### [WHAT YOU SHOULD DO]
Below are some records; retype all of them exactly.

### [AVAILABLE DATA]
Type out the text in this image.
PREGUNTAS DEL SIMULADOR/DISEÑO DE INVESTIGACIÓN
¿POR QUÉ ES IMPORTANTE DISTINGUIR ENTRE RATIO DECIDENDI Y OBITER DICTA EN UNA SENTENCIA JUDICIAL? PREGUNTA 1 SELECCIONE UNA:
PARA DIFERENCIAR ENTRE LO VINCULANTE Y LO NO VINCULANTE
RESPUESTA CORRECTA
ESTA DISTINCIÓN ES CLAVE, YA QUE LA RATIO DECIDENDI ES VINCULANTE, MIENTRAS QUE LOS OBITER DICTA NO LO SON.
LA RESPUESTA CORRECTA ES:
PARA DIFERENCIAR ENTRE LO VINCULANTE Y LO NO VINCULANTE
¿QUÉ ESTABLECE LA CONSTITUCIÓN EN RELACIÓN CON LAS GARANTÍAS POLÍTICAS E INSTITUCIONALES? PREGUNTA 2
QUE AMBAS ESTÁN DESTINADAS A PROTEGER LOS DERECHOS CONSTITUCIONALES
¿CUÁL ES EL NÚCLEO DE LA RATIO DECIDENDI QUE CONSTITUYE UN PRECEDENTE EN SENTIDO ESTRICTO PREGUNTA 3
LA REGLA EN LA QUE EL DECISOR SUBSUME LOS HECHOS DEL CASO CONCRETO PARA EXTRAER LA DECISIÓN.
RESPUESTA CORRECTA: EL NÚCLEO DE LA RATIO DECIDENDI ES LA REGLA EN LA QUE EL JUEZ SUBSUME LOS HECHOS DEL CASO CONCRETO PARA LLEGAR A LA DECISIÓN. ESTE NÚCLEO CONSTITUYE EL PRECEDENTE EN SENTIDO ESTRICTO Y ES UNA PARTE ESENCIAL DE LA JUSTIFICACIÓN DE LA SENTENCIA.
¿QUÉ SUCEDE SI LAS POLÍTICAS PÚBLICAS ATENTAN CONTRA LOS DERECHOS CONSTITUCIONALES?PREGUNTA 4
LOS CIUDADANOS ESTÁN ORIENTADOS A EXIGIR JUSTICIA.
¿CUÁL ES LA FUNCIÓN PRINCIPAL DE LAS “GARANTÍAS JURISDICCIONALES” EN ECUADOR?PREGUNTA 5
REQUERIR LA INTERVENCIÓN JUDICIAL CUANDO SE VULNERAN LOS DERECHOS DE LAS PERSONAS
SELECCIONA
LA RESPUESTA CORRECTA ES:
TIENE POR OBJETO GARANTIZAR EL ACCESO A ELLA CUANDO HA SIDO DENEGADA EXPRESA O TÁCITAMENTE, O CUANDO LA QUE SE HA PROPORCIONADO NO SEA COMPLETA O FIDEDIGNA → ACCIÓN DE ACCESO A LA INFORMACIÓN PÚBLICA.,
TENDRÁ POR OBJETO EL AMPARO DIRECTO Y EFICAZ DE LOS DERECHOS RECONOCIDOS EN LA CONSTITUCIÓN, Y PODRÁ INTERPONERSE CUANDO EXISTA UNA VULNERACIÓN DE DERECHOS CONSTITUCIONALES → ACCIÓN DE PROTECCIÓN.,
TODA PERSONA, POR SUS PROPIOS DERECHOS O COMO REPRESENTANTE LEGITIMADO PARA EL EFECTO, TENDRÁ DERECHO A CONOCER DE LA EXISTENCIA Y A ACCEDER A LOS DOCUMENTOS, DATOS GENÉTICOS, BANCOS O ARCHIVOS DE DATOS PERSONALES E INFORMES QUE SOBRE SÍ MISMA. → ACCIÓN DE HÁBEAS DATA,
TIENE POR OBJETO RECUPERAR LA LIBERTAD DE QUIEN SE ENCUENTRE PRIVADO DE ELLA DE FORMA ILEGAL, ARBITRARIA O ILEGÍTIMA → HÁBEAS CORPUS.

### [COMPLETED EXERCISE]
Type out the text in this image.
PREGUNTAS DEL SIMULADOR/DISEÑO DE INVESTIGACIÓN
¿POR QUÉ ES IMPORTANTE DISTINGUIR ENTRE RATIO DECIDENDI Y OBITER DICTA EN UNA SENTENCIA JUDICIAL? PREGUNTA 1 SELECCIONE UNA:
PARA DIFERENCIAR ENTRE LO VINCULANTE Y LO NO VINCULANTE
RESPUESTA CORRECTA
ESTA DISTINCIÓN ES CLAVE, YA QUE LA RATIO DECIDENDI ES VINCULANTE, MIENTRAS QUE LOS OBITER DICTA NO LO SON.
LA RESPUESTA CORRECTA ES:
PARA DIFERENCIAR ENTRE LO VINCULANTE Y LO NO VINCULANTE
¿QUÉ ESTABLECE LA CONSTITUCIÓN EN RELACIÓN CON LAS GARANTÍAS POLÍTICAS E INSTITUCIONALES? PREGUNTA 2
QUE AMBAS ESTÁN DESTINADAS A PROTEGER LOS DERECHOS CONSTITUCIONALES
¿CUÁL ES EL NÚCLEO DE LA RATIO DECIDENDI QUE CONSTITUYE UN PRECEDENTE EN SENTIDO ESTRICTO PREGUNTA 3
LA REGLA EN LA QUE EL DECISOR SUBSUME LOS HECHOS DEL CASO CONCRETO PARA EXTRAER LA DECISIÓN.
RESPUESTA CORRECTA: EL NÚCLEO DE LA RATIO DECIDENDI ES LA REGLA EN LA QUE EL JUEZ SUBSUME LOS HECHOS DEL CASO CONCRETO PARA LLEGAR A LA DECISIÓN. ESTE NÚCLEO CONSTITUYE EL PRECEDENTE EN SENTIDO ESTRICTO Y ES UNA PARTE ESENCIAL DE LA JUSTIFICACIÓN DE LA SENTENCIA.
¿QUÉ SUCEDE SI LAS POLÍTICAS PÚBLICAS ATENTAN CONTRA LOS DERECHOS CONSTITUCIONALES?PREGUNTA 4
LOS CIUDADANOS ESTÁN ORIENTADOS A EXIGIR JUSTICIA.
¿CUÁL ES LA FUNCIÓN PRINCIPAL DE LAS “GARANTÍAS JURISDICCIONALES” EN ECUADOR?PREGUNTA 5
REQUERIR LA INTERVENCIÓN JUDICIAL CUANDO SE VULNERAN LOS DERECHOS DE LAS PERSONAS
SELECCIONA
LA RESPUESTA CORRECTA ES:
TIENE POR OBJETO GARANTIZAR EL ACCESO A ELLA CUANDO HA SIDO DENEGADA EXPRESA O TÁCITAMENTE, O CUANDO LA QUE SE HA PROPORCIONADO NO SEA COMPLETA O FIDEDIGNA → ACCIÓN DE ACCESO A LA INFORMACIÓN PÚBLICA.,
TENDRÁ POR OBJETO EL AMPARO DIRECTO Y EFICAZ DE LOS DERECHOS RECONOCIDOS EN LA CONSTITUCIÓN, Y PODRÁ INTERPONERSE CUANDO EXISTA UNA VULNERACIÓN DE DERECHOS CONSTITUCIONALES → ACCIÓN DE PROTECCIÓN.,
TODA PERSONA, POR SUS PROPIOS DERECHOS O COMO REPRESENTANTE LEGITIMADO PARA EL EFECTO, TENDRÁ DERECHO A CONOCER DE LA EXISTENCIA Y A ACCEDER A LOS DOCUMENTOS, DATOS GENÉTICOS, BANCOS O ARCHIVOS DE DATOS PERSONALES E INFORMES QUE SOBRE SÍ MISMA. → ACCIÓN DE HÁBEAS DATA,
TIENE POR OBJETO RECUPERAR LA LIBERTAD DE QUIEN SE ENCUENTRE PRIVADO DE ELLA DE FORMA ILEGAL, ARBITRARIA O ILEGÍTIMA → HÁBEAS CORPUS.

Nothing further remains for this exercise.